(CHALLENGE): Give an exact copy of every line, leaving images out.

(Stored entries):
·····
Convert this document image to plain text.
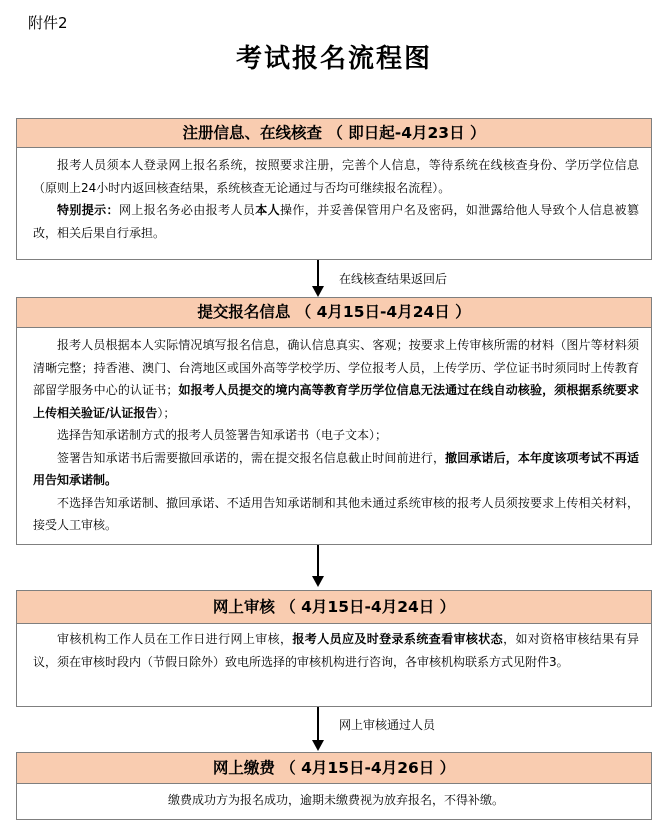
附件2
考试报名流程图
注册信息、在线核查 （ 即日起-4月23日 ）

报考人员须本人登录网上报名系统，按照要求注册，完善个人信息，等待系统在线核查身份、学历学位信息（原则上24小时内返回核查结果，系统核查无论通过与否均可继续报名流程）。

特别提示：网上报名务必由报考人员本人操作，并妥善保管用户名及密码，如泄露给他人导致个人信息被篡改，相关后果自行承担。

在线核查结果返回后
提交报名信息 （ 4月15日-4月24日 ）

报考人员根据本人实际情况填写报名信息，确认信息真实、客观；按要求上传审核所需的材料（图片等材料须清晰完整；持香港、澳门、台湾地区或国外高等学校学历、学位报考人员，上传学历、学位证书时须同时上传教育部留学服务中心的认证书；如报考人员提交的境内高等教育学历学位信息无法通过在线自动核验，须根据系统要求上传相关验证/认证报告）；

选择告知承诺制方式的报考人员签署告知承诺书（电子文本）；

签署告知承诺书后需要撤回承诺的，需在提交报名信息截止时间前进行，撤回承诺后，本年度该项考试不再适用告知承诺制。

不选择告知承诺制、撤回承诺、不适用告知承诺制和其他未通过系统审核的报考人员须按要求上传相关材料，接受人工审核。

网上审核 （ 4月15日-4月24日 ）

审核机构工作人员在工作日进行网上审核，报考人员应及时登录系统查看审核状态，如对资格审核结果有异议，须在审核时段内（节假日除外）致电所选择的审核机构进行咨询，各审核机构联系方式见附件3。

网上审核通过人员
网上缴费 （ 4月15日-4月26日 ）

缴费成功方为报名成功，逾期未缴费视为放弃报名，不得补缴。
·····
(RESPONSE TO THIS TASK):
Convert this document image to plain text.
附件2
考试报名流程图
注册信息、在线核查 （ 即日起-4月23日 ）

报考人员须本人登录网上报名系统，按照要求注册，完善个人信息，等待系统在线核查身份、学历学位信息（原则上24小时内返回核查结果，系统核查无论通过与否均可继续报名流程）。

特别提示：网上报名务必由报考人员本人操作，并妥善保管用户名及密码，如泄露给他人导致个人信息被篡改，相关后果自行承担。

在线核查结果返回后
提交报名信息 （ 4月15日-4月24日 ）

报考人员根据本人实际情况填写报名信息，确认信息真实、客观；按要求上传审核所需的材料（图片等材料须清晰完整；持香港、澳门、台湾地区或国外高等学校学历、学位报考人员，上传学历、学位证书时须同时上传教育部留学服务中心的认证书；如报考人员提交的境内高等教育学历学位信息无法通过在线自动核验，须根据系统要求上传相关验证/认证报告）；

选择告知承诺制方式的报考人员签署告知承诺书（电子文本）；

签署告知承诺书后需要撤回承诺的，需在提交报名信息截止时间前进行，撤回承诺后，本年度该项考试不再适用告知承诺制。

不选择告知承诺制、撤回承诺、不适用告知承诺制和其他未通过系统审核的报考人员须按要求上传相关材料，接受人工审核。

网上审核 （ 4月15日-4月24日 ）

审核机构工作人员在工作日进行网上审核，报考人员应及时登录系统查看审核状态，如对资格审核结果有异议，须在审核时段内（节假日除外）致电所选择的审核机构进行咨询，各审核机构联系方式见附件3。

网上审核通过人员
网上缴费 （ 4月15日-4月26日 ）

缴费成功方为报名成功，逾期未缴费视为放弃报名，不得补缴。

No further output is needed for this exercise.